From the listing, collect all lines containing the word "days".

BEGIN DATASET RECORDS

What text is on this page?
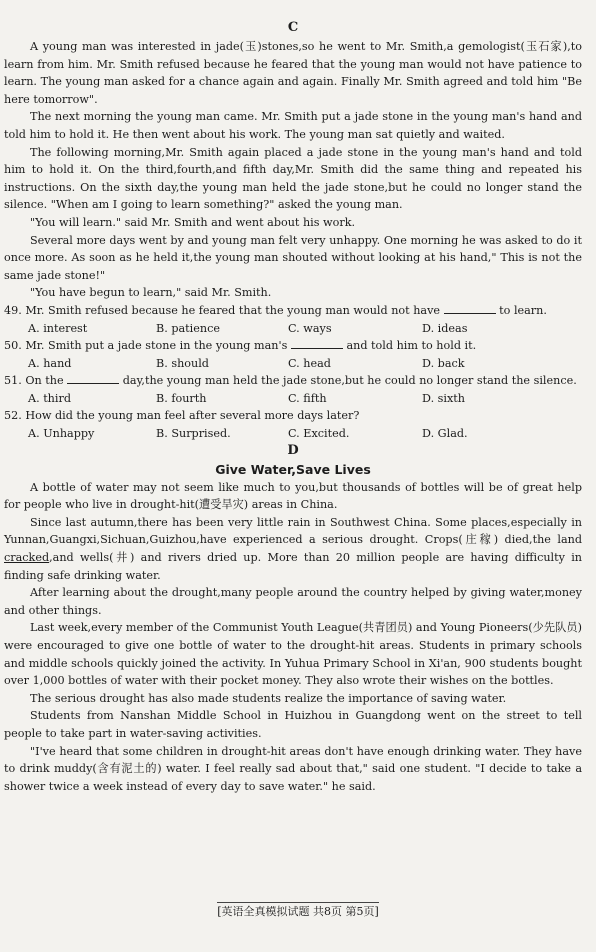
C

A young man was interested in jade(玉)stones,so he went to Mr. Smith,a gemologist(玉石家),to learn from him. Mr. Smith refused because he feared that the young man would not have patience to learn. The young man asked for a chance again and again. Finally Mr. Smith agreed and told him "Be here tomorrow".

The next morning the young man came. Mr. Smith put a jade stone in the young man's hand and told him to hold it. He then went about his work. The young man sat quietly and waited.

The following morning,Mr. Smith again placed a jade stone in the young man's hand and told him to hold it. On the third,fourth,and fifth day,Mr. Smith did the same thing and repeated his instructions. On the sixth day,the young man held the jade stone,but he could no longer stand the silence. "When am I going to learn something?" asked the young man.

"You will learn." said Mr. Smith and went about his work.

Several more days went by and young man felt very unhappy. One morning he was asked to do it once more. As soon as he held it,the young man shouted without looking at his hand," This is not the same jade stone!"

"You have begun to learn," said Mr. Smith.

49. Mr. Smith refused because he feared that the young man would not have	to learn.
A. interest	B. patience	C. ways	D. ideas
50. Mr. Smith put a jade stone in the young man's	and told him to hold it.
A. hand	B. should	C. head	D. back
51. On the	day,the young man held the jade stone,but he could no longer stand the silence.
A. third	B. fourth	C. fifth	D. sixth
52. How did the young man feel after several more days later?
A. Unhappy	B. Surprised.	C. Excited.	D. Glad.
D
Give Water,Save Lives

A bottle of water may not seem like much to you,but thousands of bottles will be of great help for people who live in drought-hit(遭受旱灾) areas in China.

Since last autumn,there has been very little rain in Southwest China. Some places,especially in Yunnan,Guangxi,Sichuan,Guizhou,have experienced a serious drought. Crops(庄稼) died,the land cracked,and wells(井) and rivers dried up. More than 20 million people are having difficulty in finding safe drinking water.

After learning about the drought,many people around the country helped by giving water,money and other things.

Last week,every member of the Communist Youth League(共青团员) and Young Pioneers(少先队员) were encouraged to give one bottle of water to the drought-hit areas. Students in primary schools and middle schools quickly joined the activity. In Yuhua Primary School in Xi'an, 900 students bought over 1,000 bottles of water with their pocket money. They also wrote their wishes on the bottles.

The serious drought has also made students realize the importance of saving water.

Students from Nanshan Middle School in Huizhou in Guangdong went on the street to tell people to take part in water-saving activities.

"I've heard that some children in drought-hit areas don't have enough drinking water. They have to drink muddy(含有泥土的) water. I feel really sad about that," said one student. "I decide to take a shower twice a week instead of every day to save water." he said.

[英语全真模拟试题 共8页 第5页]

END DATASET RECORDS

_WRITTEN SOLUTION_.
Several more days went by and young man felt very unhappy. One morning he was asked to do it once more. As soon as he held it,the young man shouted without looking at his hand," This is not the same jade stone!"
52. How did the young man feel after several more days later?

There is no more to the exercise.